**** INPUT FOR THIS TASK ****

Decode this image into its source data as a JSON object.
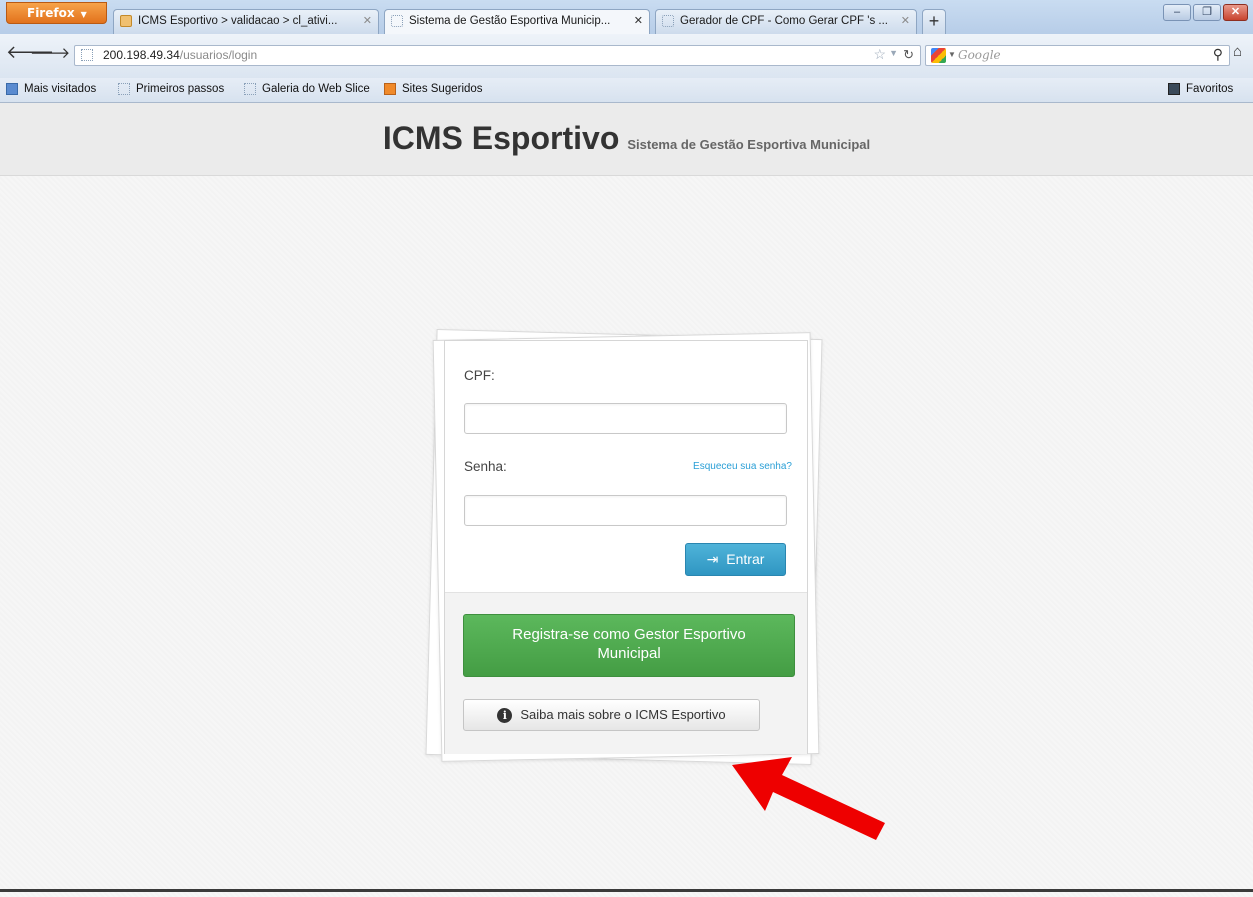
{
  "browser": {
    "menu_button": "Firefox",
    "tabs": [
      {
        "title": "ICMS Esportivo > validacao > cl_ativi...",
        "active": false
      },
      {
        "title": "Sistema de Gestão Esportiva Municip...",
        "active": true
      },
      {
        "title": "Gerador de CPF - Como Gerar CPF 's ...",
        "active": false
      }
    ],
    "new_tab_label": "+",
    "url_host": "200.198.49.34",
    "url_path": "/usuarios/login",
    "search_placeholder": "Google",
    "bookmarks": [
      "Mais visitados",
      "Primeiros passos",
      "Galeria do Web Slice",
      "Sites Sugeridos"
    ],
    "favorites": "Favoritos"
  },
  "header": {
    "title": "ICMS Esportivo",
    "subtitle": "Sistema de Gestão Esportiva Municipal"
  },
  "login": {
    "cpf_label": "CPF:",
    "cpf_value": "",
    "senha_label": "Senha:",
    "senha_value": "",
    "forgot_link": "Esqueceu sua senha?",
    "submit_label": "Entrar",
    "register_label": "Registra-se como Gestor Esportivo Municipal",
    "about_label": "Saiba mais sobre o ICMS Esportivo"
  },
  "colors": {
    "entrar": "#2f96c2",
    "register": "#5cb85c",
    "arrow": "#ee0000"
  },
  "icons": {
    "submit": "sign-in-icon",
    "about": "info-circle-icon",
    "annotation": "red-arrow"
  }
}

****

PROBLEM DESCRIPTION:
Reproduce the entries above without change, omitting all pictures.

THE RESPONSE:
Decode this image into its source data as a JSON object.
{
  "browser": {
    "menu_button": "Firefox",
    "tabs": [
      {
        "title": "ICMS Esportivo > validacao > cl_ativi...",
        "active": false
      },
      {
        "title": "Sistema de Gestão Esportiva Municip...",
        "active": true
      },
      {
        "title": "Gerador de CPF - Como Gerar CPF 's ...",
        "active": false
      }
    ],
    "new_tab_label": "+",
    "url_host": "200.198.49.34",
    "url_path": "/usuarios/login",
    "search_placeholder": "Google",
    "bookmarks": [
      "Mais visitados",
      "Primeiros passos",
      "Galeria do Web Slice",
      "Sites Sugeridos"
    ],
    "favorites": "Favoritos"
  },
  "header": {
    "title": "ICMS Esportivo",
    "subtitle": "Sistema de Gestão Esportiva Municipal"
  },
  "login": {
    "cpf_label": "CPF:",
    "cpf_value": "",
    "senha_label": "Senha:",
    "senha_value": "",
    "forgot_link": "Esqueceu sua senha?",
    "submit_label": "Entrar",
    "register_label": "Registra-se como Gestor Esportivo Municipal",
    "about_label": "Saiba mais sobre o ICMS Esportivo"
  },
  "colors": {
    "entrar": "#2f96c2",
    "register": "#5cb85c",
    "arrow": "#ee0000"
  },
  "icons": {
    "submit": "sign-in-icon",
    "about": "info-circle-icon",
    "annotation": "red-arrow"
  }
}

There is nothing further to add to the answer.